# Task
Reproduce all of the data exactly, with no line skipped.

····················

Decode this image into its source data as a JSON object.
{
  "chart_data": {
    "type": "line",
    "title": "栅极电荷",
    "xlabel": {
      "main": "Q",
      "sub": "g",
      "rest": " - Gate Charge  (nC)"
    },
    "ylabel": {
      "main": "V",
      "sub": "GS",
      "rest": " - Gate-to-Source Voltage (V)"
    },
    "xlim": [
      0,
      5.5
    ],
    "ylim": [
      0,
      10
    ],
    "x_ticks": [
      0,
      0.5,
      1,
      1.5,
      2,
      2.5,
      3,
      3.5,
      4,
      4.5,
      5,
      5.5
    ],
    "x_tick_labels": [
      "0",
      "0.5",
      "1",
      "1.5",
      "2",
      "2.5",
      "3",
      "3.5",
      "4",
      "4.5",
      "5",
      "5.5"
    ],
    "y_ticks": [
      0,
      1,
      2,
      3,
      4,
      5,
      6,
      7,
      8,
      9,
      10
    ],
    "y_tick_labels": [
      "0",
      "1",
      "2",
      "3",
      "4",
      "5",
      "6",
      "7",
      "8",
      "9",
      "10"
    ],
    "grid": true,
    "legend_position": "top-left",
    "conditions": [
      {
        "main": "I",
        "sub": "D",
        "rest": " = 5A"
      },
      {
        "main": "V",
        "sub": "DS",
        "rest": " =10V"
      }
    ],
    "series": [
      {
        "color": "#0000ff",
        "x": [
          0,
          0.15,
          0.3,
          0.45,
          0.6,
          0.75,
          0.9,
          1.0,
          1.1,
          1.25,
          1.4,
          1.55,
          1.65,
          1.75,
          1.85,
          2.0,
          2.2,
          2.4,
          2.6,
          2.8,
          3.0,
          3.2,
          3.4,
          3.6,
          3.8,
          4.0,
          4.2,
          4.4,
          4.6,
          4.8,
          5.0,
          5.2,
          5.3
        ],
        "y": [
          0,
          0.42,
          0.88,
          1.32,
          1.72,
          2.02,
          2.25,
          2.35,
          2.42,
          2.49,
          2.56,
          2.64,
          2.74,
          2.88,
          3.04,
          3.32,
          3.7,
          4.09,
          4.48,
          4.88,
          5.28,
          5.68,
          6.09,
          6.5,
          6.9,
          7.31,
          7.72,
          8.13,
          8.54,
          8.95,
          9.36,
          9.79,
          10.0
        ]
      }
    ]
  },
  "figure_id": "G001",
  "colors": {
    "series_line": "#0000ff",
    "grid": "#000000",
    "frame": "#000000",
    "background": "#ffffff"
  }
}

····················

# Task answer
Decode this image into its source data as a JSON object.
{
  "chart_data": {
    "type": "line",
    "title": "栅极电荷",
    "xlabel": {
      "main": "Q",
      "sub": "g",
      "rest": " - Gate Charge  (nC)"
    },
    "ylabel": {
      "main": "V",
      "sub": "GS",
      "rest": " - Gate-to-Source Voltage (V)"
    },
    "xlim": [
      0,
      5.5
    ],
    "ylim": [
      0,
      10
    ],
    "x_ticks": [
      0,
      0.5,
      1,
      1.5,
      2,
      2.5,
      3,
      3.5,
      4,
      4.5,
      5,
      5.5
    ],
    "x_tick_labels": [
      "0",
      "0.5",
      "1",
      "1.5",
      "2",
      "2.5",
      "3",
      "3.5",
      "4",
      "4.5",
      "5",
      "5.5"
    ],
    "y_ticks": [
      0,
      1,
      2,
      3,
      4,
      5,
      6,
      7,
      8,
      9,
      10
    ],
    "y_tick_labels": [
      "0",
      "1",
      "2",
      "3",
      "4",
      "5",
      "6",
      "7",
      "8",
      "9",
      "10"
    ],
    "grid": true,
    "legend_position": "top-left",
    "conditions": [
      {
        "main": "I",
        "sub": "D",
        "rest": " = 5A"
      },
      {
        "main": "V",
        "sub": "DS",
        "rest": " =10V"
      }
    ],
    "series": [
      {
        "color": "#0000ff",
        "x": [
          0,
          0.15,
          0.3,
          0.45,
          0.6,
          0.75,
          0.9,
          1.0,
          1.1,
          1.25,
          1.4,
          1.55,
          1.65,
          1.75,
          1.85,
          2.0,
          2.2,
          2.4,
          2.6,
          2.8,
          3.0,
          3.2,
          3.4,
          3.6,
          3.8,
          4.0,
          4.2,
          4.4,
          4.6,
          4.8,
          5.0,
          5.2,
          5.3
        ],
        "y": [
          0,
          0.42,
          0.88,
          1.32,
          1.72,
          2.02,
          2.25,
          2.35,
          2.42,
          2.49,
          2.56,
          2.64,
          2.74,
          2.88,
          3.04,
          3.32,
          3.7,
          4.09,
          4.48,
          4.88,
          5.28,
          5.68,
          6.09,
          6.5,
          6.9,
          7.31,
          7.72,
          8.13,
          8.54,
          8.95,
          9.36,
          9.79,
          10.0
        ]
      }
    ]
  },
  "figure_id": "G001",
  "colors": {
    "series_line": "#0000ff",
    "grid": "#000000",
    "frame": "#000000",
    "background": "#ffffff"
  }
}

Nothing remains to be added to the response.